## Passage to read:
To evaluate the performance of both domestic and international large language models (LLMs) in the context of Chinese radiation oncology assessments.

Approach:
    Key Findings:
    • Domestic models, particularly Qwen, achieved an accuracy of 86.30%, surpassing the performance of the single physician reference participant (adjusted P = 0.020).
    • International models showed a marked decline in performance, particularly in localized knowledge retrieval, emphasizing the need for alignment with regional standards.
    • Translating the examination into English did not improve performance for international models and revealed a significant language penalty for some domestic architectures (e.g., DeepSeek, P = 0.013).
    • Error analysis indicated that failures in international models were primarily due to discrepancies between Western and Chinese clinical guidelines.

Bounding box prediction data
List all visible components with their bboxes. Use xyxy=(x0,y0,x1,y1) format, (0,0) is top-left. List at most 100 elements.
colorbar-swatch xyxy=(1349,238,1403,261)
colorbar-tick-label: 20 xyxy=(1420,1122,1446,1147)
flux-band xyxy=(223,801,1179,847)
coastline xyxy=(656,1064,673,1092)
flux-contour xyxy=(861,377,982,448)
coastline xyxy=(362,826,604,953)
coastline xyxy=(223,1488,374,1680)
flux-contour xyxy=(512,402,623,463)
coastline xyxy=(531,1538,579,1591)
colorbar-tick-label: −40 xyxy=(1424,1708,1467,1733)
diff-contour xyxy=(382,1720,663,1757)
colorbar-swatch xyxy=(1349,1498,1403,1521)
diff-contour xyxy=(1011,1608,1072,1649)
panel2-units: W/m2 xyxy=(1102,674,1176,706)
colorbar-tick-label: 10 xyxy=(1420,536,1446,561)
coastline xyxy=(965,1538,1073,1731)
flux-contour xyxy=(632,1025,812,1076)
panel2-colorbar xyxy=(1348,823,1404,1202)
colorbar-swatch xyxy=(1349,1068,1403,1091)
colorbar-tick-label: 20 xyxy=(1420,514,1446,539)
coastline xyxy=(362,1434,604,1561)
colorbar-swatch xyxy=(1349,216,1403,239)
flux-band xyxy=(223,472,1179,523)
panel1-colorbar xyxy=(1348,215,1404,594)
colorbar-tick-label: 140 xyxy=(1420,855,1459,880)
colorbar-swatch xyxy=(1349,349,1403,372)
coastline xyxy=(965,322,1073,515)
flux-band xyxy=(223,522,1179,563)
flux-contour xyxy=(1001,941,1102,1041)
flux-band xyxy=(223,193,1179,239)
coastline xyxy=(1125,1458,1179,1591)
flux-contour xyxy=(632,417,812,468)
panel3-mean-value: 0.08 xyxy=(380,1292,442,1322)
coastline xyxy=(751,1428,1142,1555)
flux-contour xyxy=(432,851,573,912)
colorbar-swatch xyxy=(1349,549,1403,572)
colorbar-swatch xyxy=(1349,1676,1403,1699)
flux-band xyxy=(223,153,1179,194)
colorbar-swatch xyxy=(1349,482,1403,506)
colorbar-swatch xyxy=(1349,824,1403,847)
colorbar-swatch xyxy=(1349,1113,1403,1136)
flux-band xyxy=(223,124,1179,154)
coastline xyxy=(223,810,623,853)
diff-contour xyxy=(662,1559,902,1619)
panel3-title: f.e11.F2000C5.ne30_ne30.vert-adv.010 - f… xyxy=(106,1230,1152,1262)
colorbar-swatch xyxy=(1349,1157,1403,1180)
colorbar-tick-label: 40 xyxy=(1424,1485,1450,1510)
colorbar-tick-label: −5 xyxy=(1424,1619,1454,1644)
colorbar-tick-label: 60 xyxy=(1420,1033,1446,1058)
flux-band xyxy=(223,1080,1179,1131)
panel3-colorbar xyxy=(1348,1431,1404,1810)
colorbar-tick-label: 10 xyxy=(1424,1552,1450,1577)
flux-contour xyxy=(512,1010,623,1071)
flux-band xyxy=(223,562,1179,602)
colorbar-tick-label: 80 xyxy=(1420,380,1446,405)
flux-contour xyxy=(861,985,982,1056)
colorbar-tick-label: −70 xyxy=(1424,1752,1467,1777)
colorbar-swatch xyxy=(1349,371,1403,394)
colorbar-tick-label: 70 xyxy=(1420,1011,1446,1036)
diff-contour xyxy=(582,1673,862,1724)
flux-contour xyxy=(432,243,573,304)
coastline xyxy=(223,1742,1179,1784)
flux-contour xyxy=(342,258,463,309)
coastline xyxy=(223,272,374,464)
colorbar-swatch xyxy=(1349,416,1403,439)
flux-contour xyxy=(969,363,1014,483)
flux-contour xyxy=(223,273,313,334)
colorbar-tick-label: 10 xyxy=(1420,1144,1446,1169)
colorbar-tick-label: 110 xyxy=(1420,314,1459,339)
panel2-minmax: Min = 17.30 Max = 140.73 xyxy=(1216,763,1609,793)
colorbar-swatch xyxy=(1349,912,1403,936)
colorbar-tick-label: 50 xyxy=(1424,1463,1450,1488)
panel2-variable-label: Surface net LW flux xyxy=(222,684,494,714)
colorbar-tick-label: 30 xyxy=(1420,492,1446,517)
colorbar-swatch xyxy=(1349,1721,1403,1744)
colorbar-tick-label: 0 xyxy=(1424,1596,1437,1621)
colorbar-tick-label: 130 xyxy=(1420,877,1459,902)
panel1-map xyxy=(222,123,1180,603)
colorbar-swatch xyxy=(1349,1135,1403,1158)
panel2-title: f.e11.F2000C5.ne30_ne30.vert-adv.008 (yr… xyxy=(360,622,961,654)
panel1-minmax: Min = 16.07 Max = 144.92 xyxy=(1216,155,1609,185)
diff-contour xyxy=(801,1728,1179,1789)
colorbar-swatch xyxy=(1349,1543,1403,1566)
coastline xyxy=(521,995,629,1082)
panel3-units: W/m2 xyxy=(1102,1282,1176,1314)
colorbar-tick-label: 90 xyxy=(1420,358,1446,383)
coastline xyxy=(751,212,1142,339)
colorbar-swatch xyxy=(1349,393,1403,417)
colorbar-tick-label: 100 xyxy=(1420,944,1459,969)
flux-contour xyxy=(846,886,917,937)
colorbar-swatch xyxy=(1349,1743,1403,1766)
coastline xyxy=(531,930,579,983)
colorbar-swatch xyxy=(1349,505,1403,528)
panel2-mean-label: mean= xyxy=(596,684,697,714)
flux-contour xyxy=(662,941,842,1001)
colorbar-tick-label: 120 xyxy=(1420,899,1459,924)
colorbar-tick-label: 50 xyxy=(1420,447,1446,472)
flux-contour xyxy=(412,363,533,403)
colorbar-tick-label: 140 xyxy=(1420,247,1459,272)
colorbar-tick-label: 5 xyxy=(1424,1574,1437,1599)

## Questions on the material:
1. List every item under "Key Findings" in the passage on language models in Chinese radiation oncology assessments.
2. Write the next part of the passage on language models in Chinese radiation oncology assessments, starting right after its final finding.

## Numbered answers:
1.
- Domestic models, especially Qwen, reached 86.30% accuracy and outperformed the single physician reference participant (adjusted P = 0.020).
- International models performed markedly worse, especially in localized knowledge retrieval, which points to a need for alignment with regional standards.
- Translating the examination into English did not help the international models and revealed a significant language penalty for some domestic architectures (e.g., DeepSeek, P = 0.013).
- Error analysis showed that the international models failed mainly because of discrepancies between Western and Chinese clinical guidelines.

2.
    Interpretation:

    The findings suggest that alignment with regional clinical standards is a significant factor influencing model performance in this context, highlighting the need for localized knowledge.

    Limitations:
    • Only one human participant was included for comparison, limiting the generalizability of the results and potentially affecting the conclusions drawn.
    • Differences in model architecture, training data, and potential test-set contamination may also affect outcomes.
    Conclusion:

    The study highlights the importance of localized knowledge in enhancing the performance of LLMs in specialized medical assessments.